** Task requirements **
Count the lines below that contain the word "this" and give only the number.

** Data extract **

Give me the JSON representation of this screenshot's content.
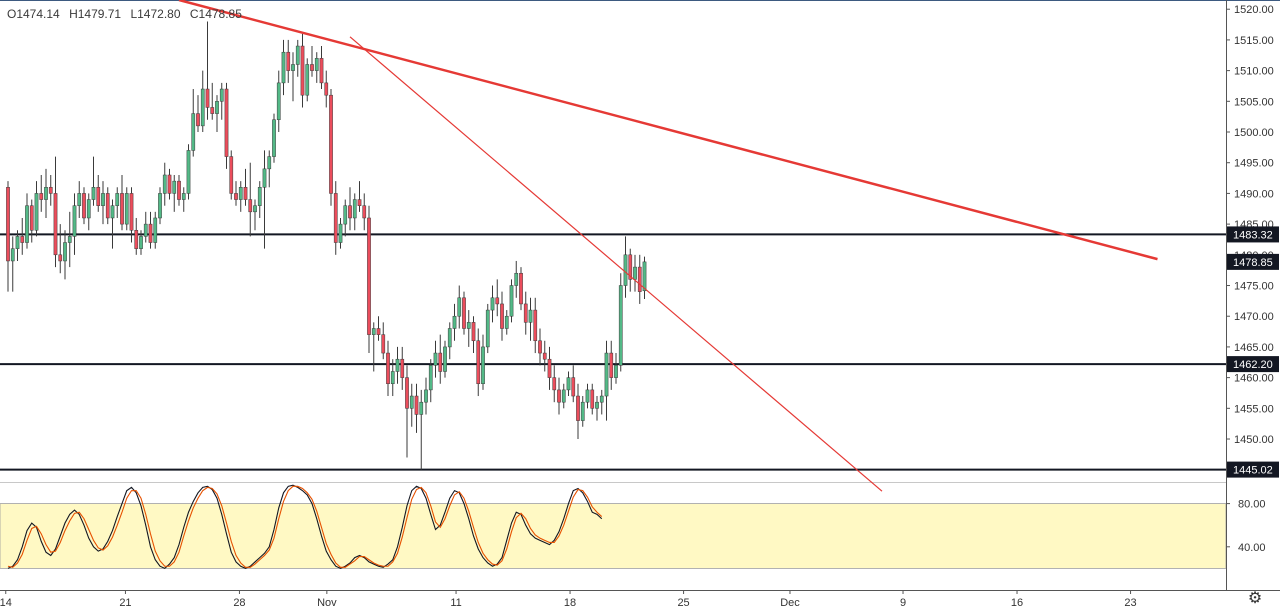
{
  "legend": {
    "open": "O1474.14",
    "high": "H1479.71",
    "low": "L1472.80",
    "close": "C1478.85"
  },
  "colors": {
    "up": "#53b987",
    "down": "#eb4d5c",
    "trendline": "#e53935",
    "level": "#131722",
    "stoch_k": "#131722",
    "stoch_d": "#e65100",
    "stoch_band": "#fff9c4",
    "price_tag": "#131722"
  },
  "icons": {
    "settings": "gear-icon"
  },
  "chart_data": [
    {
      "type": "candlestick",
      "price_axis": {
        "min": 1443,
        "max": 1521.5,
        "ticks": [
          1520,
          1515,
          1510,
          1505,
          1500,
          1495,
          1490,
          1485,
          1480,
          1475,
          1470,
          1465,
          1460,
          1455,
          1450
        ]
      },
      "time_axis": {
        "ticks": [
          {
            "label": "14",
            "bar": 0
          },
          {
            "label": "21",
            "bar": 25.2
          },
          {
            "label": "28",
            "bar": 49.2
          },
          {
            "label": "Nov",
            "bar": 67.6
          },
          {
            "label": "11",
            "bar": 94.8
          },
          {
            "label": "18",
            "bar": 118.8
          },
          {
            "label": "25",
            "bar": 142.7
          },
          {
            "label": "Dec",
            "bar": 165.1
          },
          {
            "label": "9",
            "bar": 188.9
          },
          {
            "label": "16",
            "bar": 212.9
          },
          {
            "label": "23",
            "bar": 236.8
          }
        ],
        "bar_count_visible": 246,
        "bar_offset": -3
      },
      "price_tags": [
        {
          "label": "1483.32",
          "value": 1483.32
        },
        {
          "label": "1478.85",
          "value": 1478.85
        },
        {
          "label": "1462.20",
          "value": 1462.2
        },
        {
          "label": "1445.02",
          "value": 1445.02
        }
      ],
      "horizontal_levels": [
        1483.32,
        1462.2,
        1445.02
      ],
      "trendlines": [
        {
          "from": {
            "bar": 36,
            "price": 1521.5
          },
          "to": {
            "bar": 242,
            "price": 1479.3
          },
          "width": 2.5
        },
        {
          "from": {
            "bar": 72,
            "price": 1515.5
          },
          "to": {
            "bar": 184,
            "price": 1441.5
          },
          "width": 1.2
        }
      ],
      "ohlc": [
        [
          1491,
          1492,
          1474,
          1479
        ],
        [
          1479,
          1483,
          1474,
          1481
        ],
        [
          1481,
          1484,
          1479,
          1483
        ],
        [
          1483,
          1486,
          1480,
          1482
        ],
        [
          1482,
          1490,
          1481,
          1488
        ],
        [
          1488,
          1489,
          1482,
          1484
        ],
        [
          1484,
          1492,
          1483,
          1490
        ],
        [
          1490,
          1493,
          1487,
          1489
        ],
        [
          1489,
          1494,
          1486,
          1491
        ],
        [
          1491,
          1493,
          1488,
          1490
        ],
        [
          1490,
          1496,
          1478,
          1480
        ],
        [
          1480,
          1485,
          1477,
          1479
        ],
        [
          1479,
          1484,
          1476,
          1482
        ],
        [
          1482,
          1487,
          1478,
          1483
        ],
        [
          1483,
          1490,
          1480,
          1488
        ],
        [
          1488,
          1492,
          1486,
          1490
        ],
        [
          1490,
          1491,
          1485,
          1486
        ],
        [
          1486,
          1490,
          1484,
          1489
        ],
        [
          1489,
          1496,
          1488,
          1491
        ],
        [
          1491,
          1493,
          1487,
          1488
        ],
        [
          1488,
          1492,
          1485,
          1490
        ],
        [
          1490,
          1491,
          1485,
          1486
        ],
        [
          1486,
          1489,
          1481,
          1488
        ],
        [
          1488,
          1491,
          1486,
          1490
        ],
        [
          1490,
          1493,
          1484,
          1485
        ],
        [
          1485,
          1491,
          1484,
          1490
        ],
        [
          1490,
          1491,
          1482,
          1484
        ],
        [
          1484,
          1486,
          1480,
          1481
        ],
        [
          1481,
          1484,
          1480,
          1483
        ],
        [
          1483,
          1487,
          1482,
          1485
        ],
        [
          1485,
          1487,
          1481,
          1482
        ],
        [
          1482,
          1487,
          1481,
          1486
        ],
        [
          1486,
          1491,
          1485,
          1490
        ],
        [
          1490,
          1495,
          1488,
          1493
        ],
        [
          1493,
          1494,
          1489,
          1490
        ],
        [
          1490,
          1493,
          1487,
          1492
        ],
        [
          1492,
          1493,
          1488,
          1489
        ],
        [
          1489,
          1491,
          1487,
          1490
        ],
        [
          1490,
          1498,
          1489,
          1497
        ],
        [
          1497,
          1507,
          1496,
          1503
        ],
        [
          1503,
          1506,
          1500,
          1501
        ],
        [
          1501,
          1510,
          1500,
          1507
        ],
        [
          1507,
          1518,
          1502,
          1504
        ],
        [
          1504,
          1508,
          1502,
          1503
        ],
        [
          1503,
          1506,
          1500,
          1505
        ],
        [
          1505,
          1508,
          1502,
          1507
        ],
        [
          1507,
          1508,
          1494,
          1496
        ],
        [
          1496,
          1497,
          1489,
          1490
        ],
        [
          1490,
          1492,
          1488,
          1489
        ],
        [
          1489,
          1492,
          1487,
          1491
        ],
        [
          1491,
          1494,
          1488,
          1489
        ],
        [
          1489,
          1495,
          1483,
          1487
        ],
        [
          1487,
          1489,
          1484,
          1488
        ],
        [
          1488,
          1492,
          1486,
          1491
        ],
        [
          1491,
          1497,
          1481,
          1494
        ],
        [
          1494,
          1497,
          1491,
          1496
        ],
        [
          1496,
          1503,
          1495,
          1502
        ],
        [
          1502,
          1510,
          1500,
          1508
        ],
        [
          1508,
          1515,
          1506,
          1513
        ],
        [
          1513,
          1515,
          1508,
          1510
        ],
        [
          1510,
          1513,
          1505,
          1511
        ],
        [
          1511,
          1515,
          1509,
          1514
        ],
        [
          1514,
          1516,
          1504,
          1506
        ],
        [
          1506,
          1512,
          1505,
          1511
        ],
        [
          1511,
          1514,
          1509,
          1510
        ],
        [
          1510,
          1513,
          1508,
          1512
        ],
        [
          1512,
          1514,
          1507,
          1508
        ],
        [
          1508,
          1510,
          1504,
          1506
        ],
        [
          1506,
          1507,
          1488,
          1490
        ],
        [
          1490,
          1492,
          1480,
          1482
        ],
        [
          1482,
          1486,
          1481,
          1485
        ],
        [
          1485,
          1489,
          1483,
          1488
        ],
        [
          1488,
          1491,
          1484,
          1486
        ],
        [
          1486,
          1490,
          1484,
          1489
        ],
        [
          1489,
          1492,
          1487,
          1488
        ],
        [
          1488,
          1490,
          1484,
          1486
        ],
        [
          1486,
          1488,
          1464,
          1467
        ],
        [
          1467,
          1469,
          1461,
          1468
        ],
        [
          1468,
          1470,
          1466,
          1467
        ],
        [
          1467,
          1469,
          1463,
          1464
        ],
        [
          1464,
          1466,
          1457,
          1459
        ],
        [
          1459,
          1463,
          1457,
          1461
        ],
        [
          1461,
          1465,
          1459,
          1463
        ],
        [
          1463,
          1465,
          1458,
          1460
        ],
        [
          1460,
          1462,
          1447,
          1455
        ],
        [
          1455,
          1459,
          1452,
          1457
        ],
        [
          1457,
          1459,
          1451,
          1454
        ],
        [
          1454,
          1458,
          1445,
          1456
        ],
        [
          1456,
          1460,
          1454,
          1458
        ],
        [
          1458,
          1463,
          1456,
          1462
        ],
        [
          1462,
          1466,
          1460,
          1464
        ],
        [
          1464,
          1467,
          1459,
          1461
        ],
        [
          1461,
          1466,
          1460,
          1465
        ],
        [
          1465,
          1469,
          1463,
          1468
        ],
        [
          1468,
          1472,
          1466,
          1470
        ],
        [
          1470,
          1475,
          1468,
          1473
        ],
        [
          1473,
          1474,
          1467,
          1468
        ],
        [
          1468,
          1471,
          1465,
          1469
        ],
        [
          1469,
          1470,
          1464,
          1466
        ],
        [
          1466,
          1468,
          1457,
          1459
        ],
        [
          1459,
          1467,
          1458,
          1465
        ],
        [
          1465,
          1472,
          1464,
          1471
        ],
        [
          1471,
          1475,
          1469,
          1473
        ],
        [
          1473,
          1476,
          1470,
          1472
        ],
        [
          1472,
          1474,
          1466,
          1468
        ],
        [
          1468,
          1471,
          1467,
          1470
        ],
        [
          1470,
          1476,
          1469,
          1475
        ],
        [
          1475,
          1479,
          1473,
          1477
        ],
        [
          1477,
          1478,
          1471,
          1472
        ],
        [
          1472,
          1474,
          1467,
          1469
        ],
        [
          1469,
          1473,
          1466,
          1471
        ],
        [
          1471,
          1473,
          1464,
          1466
        ],
        [
          1466,
          1468,
          1462,
          1464
        ],
        [
          1464,
          1466,
          1461,
          1463
        ],
        [
          1463,
          1465,
          1458,
          1460
        ],
        [
          1460,
          1462,
          1456,
          1458
        ],
        [
          1458,
          1460,
          1454,
          1456
        ],
        [
          1456,
          1459,
          1455,
          1458
        ],
        [
          1458,
          1461,
          1457,
          1460
        ],
        [
          1460,
          1462,
          1456,
          1457
        ],
        [
          1457,
          1459,
          1450,
          1453
        ],
        [
          1453,
          1457,
          1452,
          1456
        ],
        [
          1456,
          1459,
          1455,
          1458
        ],
        [
          1458,
          1459,
          1454,
          1455
        ],
        [
          1455,
          1457,
          1453,
          1456
        ],
        [
          1456,
          1458,
          1454,
          1457
        ],
        [
          1457,
          1466,
          1453,
          1464
        ],
        [
          1464,
          1466,
          1458,
          1460
        ],
        [
          1460,
          1464,
          1459,
          1462
        ],
        [
          1462,
          1477,
          1461,
          1475
        ],
        [
          1475,
          1483,
          1473,
          1480
        ],
        [
          1480,
          1481,
          1474,
          1476
        ],
        [
          1476,
          1480,
          1474,
          1478
        ],
        [
          1478,
          1480,
          1472,
          1474
        ],
        [
          1474.14,
          1479.71,
          1472.8,
          1478.85
        ]
      ]
    },
    {
      "type": "line",
      "indicator": "stochastic",
      "y_range": [
        0,
        100
      ],
      "band": [
        20,
        80
      ],
      "tick_labels": [
        {
          "label": "80.00",
          "value": 80
        },
        {
          "label": "40.00",
          "value": 40
        }
      ],
      "series": [
        {
          "values": [
            20,
            22,
            28,
            40,
            55,
            62,
            58,
            45,
            35,
            32,
            38,
            50,
            62,
            70,
            74,
            70,
            60,
            48,
            40,
            36,
            38,
            45,
            55,
            68,
            80,
            92,
            95,
            90,
            78,
            60,
            40,
            28,
            22,
            20,
            24,
            30,
            42,
            58,
            72,
            82,
            90,
            95,
            96,
            93,
            85,
            70,
            52,
            35,
            26,
            22,
            20,
            22,
            26,
            30,
            34,
            40,
            56,
            76,
            90,
            96,
            97,
            95,
            92,
            88,
            80,
            66,
            50,
            36,
            28,
            22,
            20,
            22,
            25,
            30,
            32,
            30,
            26,
            24,
            22,
            21,
            24,
            28,
            40,
            58,
            78,
            92,
            96,
            94,
            85,
            70,
            56,
            60,
            72,
            85,
            92,
            90,
            80,
            66,
            50,
            38,
            30,
            25,
            22,
            24,
            30,
            46,
            62,
            72,
            70,
            60,
            52,
            48,
            46,
            44,
            42,
            46,
            54,
            66,
            80,
            92,
            94,
            90,
            82,
            72,
            70,
            66
          ]
        },
        {
          "values": [
            22,
            21,
            25,
            33,
            46,
            57,
            59,
            52,
            42,
            35,
            36,
            44,
            55,
            64,
            71,
            72,
            66,
            56,
            46,
            39,
            37,
            41,
            49,
            60,
            72,
            85,
            92,
            92,
            85,
            70,
            52,
            36,
            27,
            22,
            22,
            26,
            35,
            50,
            64,
            76,
            85,
            92,
            95,
            94,
            89,
            78,
            62,
            45,
            32,
            25,
            21,
            21,
            24,
            28,
            32,
            37,
            48,
            66,
            82,
            92,
            96,
            96,
            94,
            90,
            84,
            73,
            58,
            43,
            33,
            25,
            21,
            21,
            24,
            27,
            31,
            31,
            28,
            25,
            23,
            22,
            22,
            26,
            34,
            49,
            67,
            84,
            93,
            95,
            90,
            78,
            63,
            58,
            66,
            78,
            88,
            91,
            85,
            73,
            58,
            44,
            34,
            28,
            24,
            23,
            27,
            38,
            54,
            67,
            71,
            66,
            57,
            51,
            48,
            46,
            44,
            44,
            50,
            60,
            73,
            86,
            93,
            92,
            86,
            77,
            72,
            68
          ]
        }
      ]
    }
  ]
}
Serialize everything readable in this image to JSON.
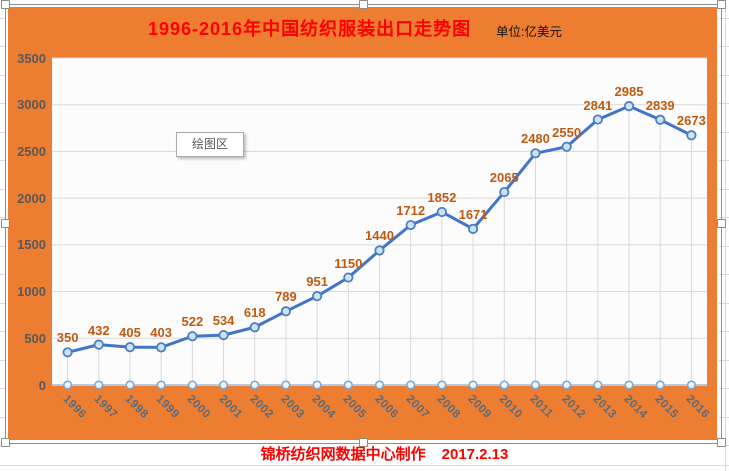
{
  "header": {
    "title": "1996-2016年中国纺织服装出口走势图",
    "unit_label": "单位:亿美元"
  },
  "plot_area_tooltip": "绘图区",
  "footer": {
    "credit": "锦桥纺织网数据中心制作",
    "date": "2017.2.13"
  },
  "colors": {
    "chart_background": "#ed7d31",
    "title_text": "#ff0000",
    "footer_text": "#ff0000",
    "line": "#4274cc",
    "marker_fill": "#cfe2f4",
    "marker_border": "#4a80bd",
    "zero_marker_fill": "#eef5fc",
    "zero_marker_border": "#7aa6d2",
    "value_label": "#c05a11",
    "ytick_label": "#595959",
    "xtick_label": "#5a6b7b",
    "gridline": "#d9d9d9",
    "axis_line": "#b7c9de"
  },
  "chart_data": {
    "type": "line",
    "title": "1996-2016年中国纺织服装出口走势图",
    "unit": "亿美元",
    "categories": [
      "1996",
      "1997",
      "1998",
      "1999",
      "2000",
      "2001",
      "2002",
      "2003",
      "2004",
      "2005",
      "2006",
      "2007",
      "2008",
      "2009",
      "2010",
      "2011",
      "2012",
      "2013",
      "2014",
      "2015",
      "2016"
    ],
    "values": [
      350,
      432,
      405,
      403,
      522,
      534,
      618,
      789,
      951,
      1150,
      1440,
      1712,
      1852,
      1671,
      2065,
      2480,
      2550,
      2841,
      2985,
      2839,
      2673
    ],
    "ylim": [
      0,
      3500
    ],
    "yticks": [
      0,
      500,
      1000,
      1500,
      2000,
      2500,
      3000,
      3500
    ],
    "grid": "horizontal",
    "drop_lines": true,
    "markers": true,
    "zero_axis_markers": true,
    "data_labels": "above",
    "legend": "none",
    "xlabel": "",
    "ylabel": ""
  }
}
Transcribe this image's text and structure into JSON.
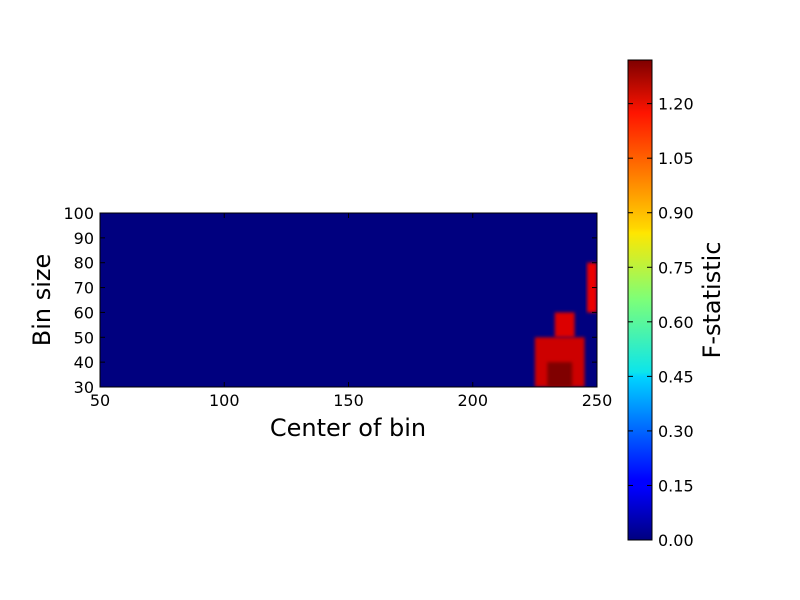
{
  "chart_data": {
    "type": "heatmap",
    "title": "",
    "xlabel": "Center of bin",
    "ylabel": "Bin size",
    "xlim": [
      50,
      250
    ],
    "ylim": [
      30,
      100
    ],
    "x_ticks": [
      50,
      100,
      150,
      200,
      250
    ],
    "y_ticks": [
      30,
      40,
      50,
      60,
      70,
      80,
      90,
      100
    ],
    "background_value": 0.0,
    "regions": [
      {
        "x_range": [
          225,
          245
        ],
        "y_range": [
          30,
          50
        ],
        "value": 1.22
      },
      {
        "x_range": [
          233,
          241
        ],
        "y_range": [
          50,
          60
        ],
        "value": 1.2
      },
      {
        "x_range": [
          230,
          240
        ],
        "y_range": [
          30,
          40
        ],
        "value": 1.32
      },
      {
        "x_range": [
          246,
          250
        ],
        "y_range": [
          60,
          80
        ],
        "value": 1.18
      }
    ],
    "colorbar": {
      "label": "F-statistic",
      "colormap": "jet",
      "range": [
        0.0,
        1.32
      ],
      "ticks": [
        "0.00",
        "0.15",
        "0.30",
        "0.45",
        "0.60",
        "0.75",
        "0.90",
        "1.05",
        "1.20"
      ]
    }
  }
}
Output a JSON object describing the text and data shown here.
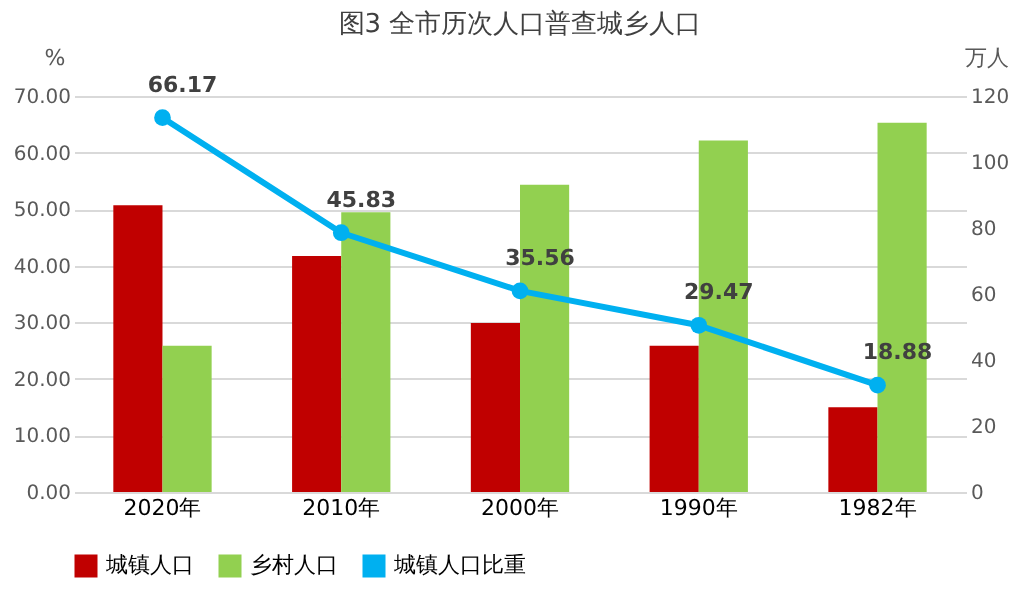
{
  "chart_data": {
    "type": "bar",
    "title": "图3 全市历次人口普查城乡人口",
    "categories": [
      "2020年",
      "2010年",
      "2000年",
      "1990年",
      "1982年"
    ],
    "series": [
      {
        "name": "城镇人口",
        "color": "#c00000",
        "axis": "y2",
        "values": [
          86.9,
          71.5,
          51.2,
          44.3,
          25.7
        ]
      },
      {
        "name": "乡村人口",
        "color": "#92d050",
        "axis": "y2",
        "values": [
          44.3,
          84.8,
          93.1,
          106.5,
          111.9
        ]
      },
      {
        "name": "城镇人口比重",
        "type": "line",
        "color": "#00b0f0",
        "marker": "circle",
        "data_labels": true,
        "values": [
          66.17,
          45.83,
          35.56,
          29.47,
          18.88
        ]
      }
    ],
    "ylabel": "%",
    "y2label": "万人",
    "ylim": [
      0,
      70
    ],
    "yticks": [
      {
        "value": 0,
        "label": "0.00"
      },
      {
        "value": 10,
        "label": "10.00"
      },
      {
        "value": 20,
        "label": "20.00"
      },
      {
        "value": 30,
        "label": "30.00"
      },
      {
        "value": 40,
        "label": "40.00"
      },
      {
        "value": 50,
        "label": "50.00"
      },
      {
        "value": 60,
        "label": "60.00"
      },
      {
        "value": 70,
        "label": "70.00"
      }
    ],
    "y2lim": [
      0,
      120
    ],
    "y2ticks": [
      0,
      20,
      40,
      60,
      80,
      100,
      120
    ],
    "grid": "y",
    "legend": "bottom"
  }
}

** Answer to the problem **
3